### Task directions
Find the lines that contain the word "phone" and copy each one.

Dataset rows
** Start **

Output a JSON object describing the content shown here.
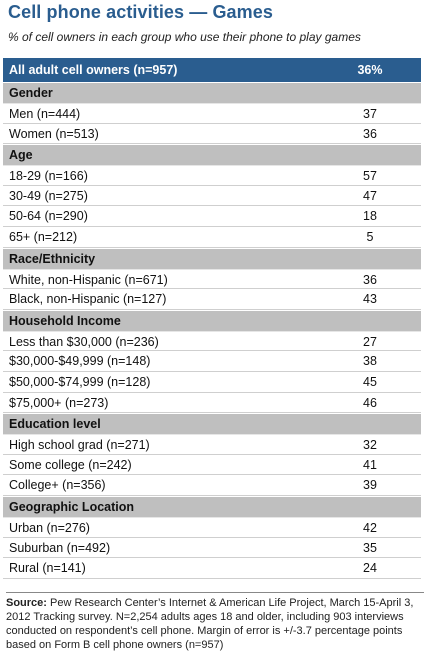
{
  "title": "Cell phone activities — Games",
  "subtitle": "% of cell owners in each group who use their phone to play games",
  "chart_data": {
    "type": "table",
    "total": {
      "label": "All adult cell owners (n=957)",
      "value": "36%"
    },
    "groups": [
      {
        "name": "Gender",
        "rows": [
          {
            "label": "Men (n=444)",
            "value": 37
          },
          {
            "label": "Women (n=513)",
            "value": 36
          }
        ]
      },
      {
        "name": "Age",
        "rows": [
          {
            "label": "18-29 (n=166)",
            "value": 57
          },
          {
            "label": "30-49 (n=275)",
            "value": 47
          },
          {
            "label": "50-64 (n=290)",
            "value": 18
          },
          {
            "label": "65+ (n=212)",
            "value": 5
          }
        ]
      },
      {
        "name": "Race/Ethnicity",
        "rows": [
          {
            "label": "White, non-Hispanic (n=671)",
            "value": 36
          },
          {
            "label": "Black, non-Hispanic (n=127)",
            "value": 43
          }
        ]
      },
      {
        "name": "Household Income",
        "rows": [
          {
            "label": "Less than $30,000 (n=236)",
            "value": 27
          },
          {
            "label": "$30,000-$49,999 (n=148)",
            "value": 38
          },
          {
            "label": "$50,000-$74,999 (n=128)",
            "value": 45
          },
          {
            "label": "$75,000+ (n=273)",
            "value": 46
          }
        ]
      },
      {
        "name": "Education level",
        "rows": [
          {
            "label": "High school grad (n=271)",
            "value": 32
          },
          {
            "label": "Some college (n=242)",
            "value": 41
          },
          {
            "label": "College+ (n=356)",
            "value": 39
          }
        ]
      },
      {
        "name": "Geographic Location",
        "rows": [
          {
            "label": "Urban (n=276)",
            "value": 42
          },
          {
            "label": "Suburban (n=492)",
            "value": 35
          },
          {
            "label": "Rural (n=141)",
            "value": 24
          }
        ]
      }
    ]
  },
  "source": {
    "label": "Source:",
    "text": "Pew Research Center’s Internet & American Life Project, March 15-April 3, 2012 Tracking survey. N=2,254 adults ages 18 and older, including 903 interviews conducted on respondent’s cell phone. Margin of error is +/-3.7 percentage points based on Form B cell phone owners (n=957)"
  }
}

** End **

### Exercise result
  "title": "Cell phone activities — Games",
  "subtitle": "% of cell owners in each group who use their phone to play games",
    "text": "Pew Research Center’s Internet & American Life Project, March 15-April 3, 2012 Tracking survey. N=2,254 adults ages 18 and older, including 903 interviews conducted on respondent’s cell phone. Margin of error is +/-3.7 percentage points based on Form B cell phone owners (n=957)"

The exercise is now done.